EXERCISE DESCRIPTION = Copy each line of the listing below exactly.

ROWS =

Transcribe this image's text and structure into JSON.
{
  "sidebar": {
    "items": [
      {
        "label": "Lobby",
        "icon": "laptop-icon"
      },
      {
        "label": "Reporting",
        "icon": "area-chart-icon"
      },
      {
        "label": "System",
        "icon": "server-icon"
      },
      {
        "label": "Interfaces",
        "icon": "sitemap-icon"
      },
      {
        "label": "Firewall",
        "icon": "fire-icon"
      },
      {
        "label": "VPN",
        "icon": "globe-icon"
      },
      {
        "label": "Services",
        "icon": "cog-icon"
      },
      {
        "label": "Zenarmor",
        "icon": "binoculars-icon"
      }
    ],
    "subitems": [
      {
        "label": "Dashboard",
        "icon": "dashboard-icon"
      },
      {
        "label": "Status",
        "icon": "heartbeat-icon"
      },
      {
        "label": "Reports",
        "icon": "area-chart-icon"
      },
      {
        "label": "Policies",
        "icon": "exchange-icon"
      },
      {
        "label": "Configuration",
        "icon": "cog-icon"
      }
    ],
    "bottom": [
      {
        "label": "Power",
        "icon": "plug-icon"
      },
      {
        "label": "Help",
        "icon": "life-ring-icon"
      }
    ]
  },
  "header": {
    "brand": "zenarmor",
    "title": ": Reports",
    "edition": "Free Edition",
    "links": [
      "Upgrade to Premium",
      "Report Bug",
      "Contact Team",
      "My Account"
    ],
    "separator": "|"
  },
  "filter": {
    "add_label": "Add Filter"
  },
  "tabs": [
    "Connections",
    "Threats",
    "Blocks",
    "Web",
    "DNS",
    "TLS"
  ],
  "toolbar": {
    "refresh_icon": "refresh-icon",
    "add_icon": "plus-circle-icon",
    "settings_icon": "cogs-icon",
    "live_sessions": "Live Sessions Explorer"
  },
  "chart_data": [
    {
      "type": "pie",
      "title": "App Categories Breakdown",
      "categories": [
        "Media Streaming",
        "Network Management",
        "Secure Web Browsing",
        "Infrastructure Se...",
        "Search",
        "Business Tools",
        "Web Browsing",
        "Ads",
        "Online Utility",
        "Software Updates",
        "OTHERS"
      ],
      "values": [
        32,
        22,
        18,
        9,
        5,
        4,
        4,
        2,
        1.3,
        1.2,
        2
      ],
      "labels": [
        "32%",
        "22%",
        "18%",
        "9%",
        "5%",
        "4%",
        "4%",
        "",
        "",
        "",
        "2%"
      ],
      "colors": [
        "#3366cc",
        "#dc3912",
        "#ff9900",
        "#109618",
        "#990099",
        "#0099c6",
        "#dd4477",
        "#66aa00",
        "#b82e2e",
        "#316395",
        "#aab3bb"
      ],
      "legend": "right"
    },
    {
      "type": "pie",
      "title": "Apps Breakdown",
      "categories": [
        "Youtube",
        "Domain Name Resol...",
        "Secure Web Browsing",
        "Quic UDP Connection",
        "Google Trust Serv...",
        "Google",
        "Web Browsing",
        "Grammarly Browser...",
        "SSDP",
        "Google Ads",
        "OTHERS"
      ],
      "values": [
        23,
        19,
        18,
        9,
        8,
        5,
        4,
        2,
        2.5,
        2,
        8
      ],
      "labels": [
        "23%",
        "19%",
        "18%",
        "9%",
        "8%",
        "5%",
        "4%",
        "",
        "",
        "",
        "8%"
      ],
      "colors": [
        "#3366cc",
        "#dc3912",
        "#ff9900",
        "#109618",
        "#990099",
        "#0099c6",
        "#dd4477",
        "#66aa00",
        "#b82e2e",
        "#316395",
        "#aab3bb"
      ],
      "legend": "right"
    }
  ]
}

ANSWER TO THE EXERCISE =
Transcribe this image's text and structure into JSON.
{
  "sidebar": {
    "items": [
      {
        "label": "Lobby",
        "icon": "laptop-icon"
      },
      {
        "label": "Reporting",
        "icon": "area-chart-icon"
      },
      {
        "label": "System",
        "icon": "server-icon"
      },
      {
        "label": "Interfaces",
        "icon": "sitemap-icon"
      },
      {
        "label": "Firewall",
        "icon": "fire-icon"
      },
      {
        "label": "VPN",
        "icon": "globe-icon"
      },
      {
        "label": "Services",
        "icon": "cog-icon"
      },
      {
        "label": "Zenarmor",
        "icon": "binoculars-icon"
      }
    ],
    "subitems": [
      {
        "label": "Dashboard",
        "icon": "dashboard-icon"
      },
      {
        "label": "Status",
        "icon": "heartbeat-icon"
      },
      {
        "label": "Reports",
        "icon": "area-chart-icon"
      },
      {
        "label": "Policies",
        "icon": "exchange-icon"
      },
      {
        "label": "Configuration",
        "icon": "cog-icon"
      }
    ],
    "bottom": [
      {
        "label": "Power",
        "icon": "plug-icon"
      },
      {
        "label": "Help",
        "icon": "life-ring-icon"
      }
    ]
  },
  "header": {
    "brand": "zenarmor",
    "title": ": Reports",
    "edition": "Free Edition",
    "links": [
      "Upgrade to Premium",
      "Report Bug",
      "Contact Team",
      "My Account"
    ],
    "separator": "|"
  },
  "filter": {
    "add_label": "Add Filter"
  },
  "tabs": [
    "Connections",
    "Threats",
    "Blocks",
    "Web",
    "DNS",
    "TLS"
  ],
  "toolbar": {
    "refresh_icon": "refresh-icon",
    "add_icon": "plus-circle-icon",
    "settings_icon": "cogs-icon",
    "live_sessions": "Live Sessions Explorer"
  },
  "chart_data": [
    {
      "type": "pie",
      "title": "App Categories Breakdown",
      "categories": [
        "Media Streaming",
        "Network Management",
        "Secure Web Browsing",
        "Infrastructure Se...",
        "Search",
        "Business Tools",
        "Web Browsing",
        "Ads",
        "Online Utility",
        "Software Updates",
        "OTHERS"
      ],
      "values": [
        32,
        22,
        18,
        9,
        5,
        4,
        4,
        2,
        1.3,
        1.2,
        2
      ],
      "labels": [
        "32%",
        "22%",
        "18%",
        "9%",
        "5%",
        "4%",
        "4%",
        "",
        "",
        "",
        "2%"
      ],
      "colors": [
        "#3366cc",
        "#dc3912",
        "#ff9900",
        "#109618",
        "#990099",
        "#0099c6",
        "#dd4477",
        "#66aa00",
        "#b82e2e",
        "#316395",
        "#aab3bb"
      ],
      "legend": "right"
    },
    {
      "type": "pie",
      "title": "Apps Breakdown",
      "categories": [
        "Youtube",
        "Domain Name Resol...",
        "Secure Web Browsing",
        "Quic UDP Connection",
        "Google Trust Serv...",
        "Google",
        "Web Browsing",
        "Grammarly Browser...",
        "SSDP",
        "Google Ads",
        "OTHERS"
      ],
      "values": [
        23,
        19,
        18,
        9,
        8,
        5,
        4,
        2,
        2.5,
        2,
        8
      ],
      "labels": [
        "23%",
        "19%",
        "18%",
        "9%",
        "8%",
        "5%",
        "4%",
        "",
        "",
        "",
        "8%"
      ],
      "colors": [
        "#3366cc",
        "#dc3912",
        "#ff9900",
        "#109618",
        "#990099",
        "#0099c6",
        "#dd4477",
        "#66aa00",
        "#b82e2e",
        "#316395",
        "#aab3bb"
      ],
      "legend": "right"
    }
  ]
}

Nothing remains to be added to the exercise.